[RECORDS TO USE]:
[BEGIN]

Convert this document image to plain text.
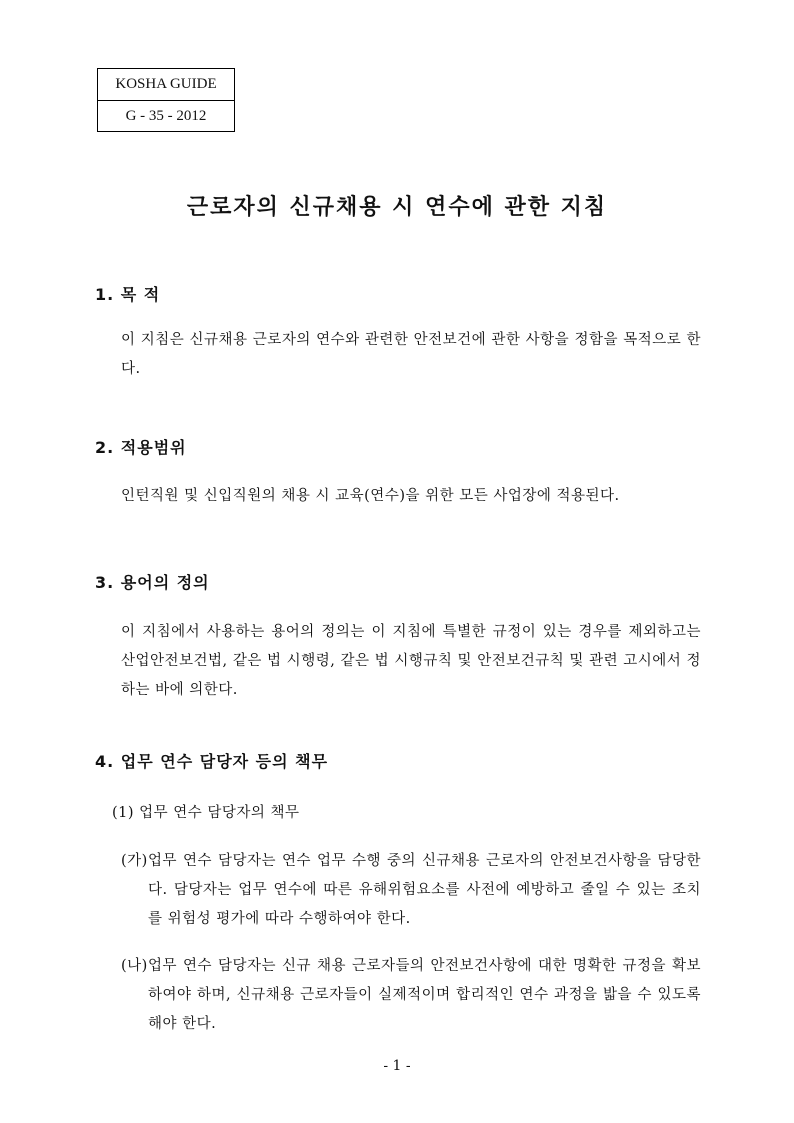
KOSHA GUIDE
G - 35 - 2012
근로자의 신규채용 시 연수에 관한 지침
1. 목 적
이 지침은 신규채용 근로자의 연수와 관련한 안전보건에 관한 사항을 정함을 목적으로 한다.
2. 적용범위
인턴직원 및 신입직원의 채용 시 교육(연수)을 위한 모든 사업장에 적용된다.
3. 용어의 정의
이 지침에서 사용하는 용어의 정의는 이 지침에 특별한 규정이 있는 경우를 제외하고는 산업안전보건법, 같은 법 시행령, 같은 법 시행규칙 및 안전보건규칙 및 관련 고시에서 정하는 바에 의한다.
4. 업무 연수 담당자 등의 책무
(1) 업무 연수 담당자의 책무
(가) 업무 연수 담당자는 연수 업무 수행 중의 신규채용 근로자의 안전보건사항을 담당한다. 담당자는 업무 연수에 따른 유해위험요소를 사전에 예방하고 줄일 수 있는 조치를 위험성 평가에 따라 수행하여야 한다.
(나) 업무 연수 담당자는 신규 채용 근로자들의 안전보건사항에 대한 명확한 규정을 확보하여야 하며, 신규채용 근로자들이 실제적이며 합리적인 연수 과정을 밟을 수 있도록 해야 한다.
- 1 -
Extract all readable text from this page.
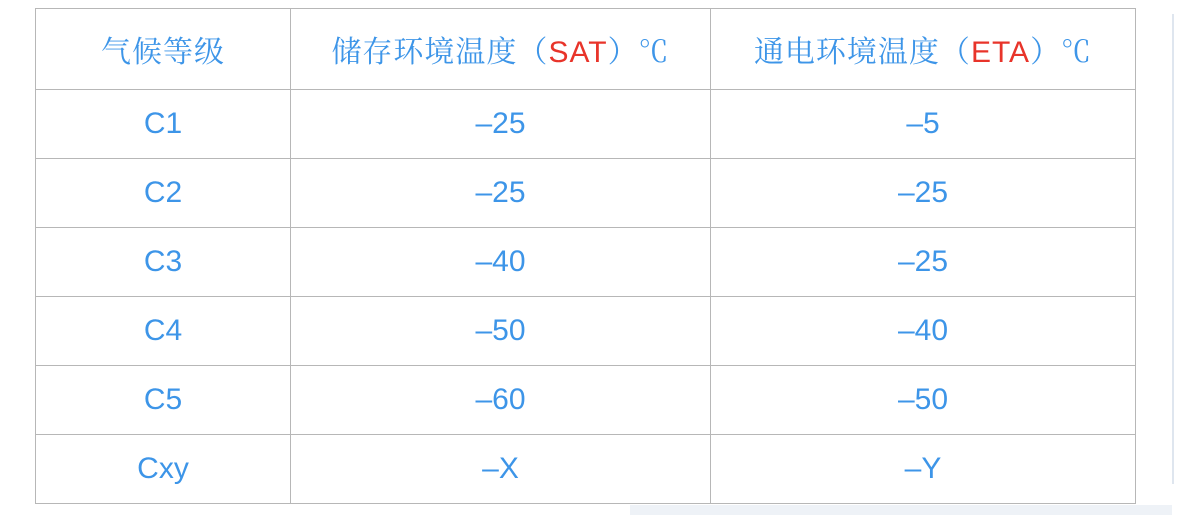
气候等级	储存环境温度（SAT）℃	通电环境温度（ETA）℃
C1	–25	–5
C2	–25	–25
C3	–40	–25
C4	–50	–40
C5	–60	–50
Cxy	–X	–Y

[END]

[WHAT TO WORK ON]:
Your task is to set down exactly the lines that run from the line holding "Extract all readable text from this page." through the close of the entries, including both ends. Pictures stay out.

[WRITTEN RESPONSE]:
Extract all readable text from this page.
气候等级	储存环境温度（SAT）℃	通电环境温度（ETA）℃
C1	–25	–5
C2	–25	–25
C3	–40	–25
C4	–50	–40
C5	–60	–50
Cxy	–X	–Y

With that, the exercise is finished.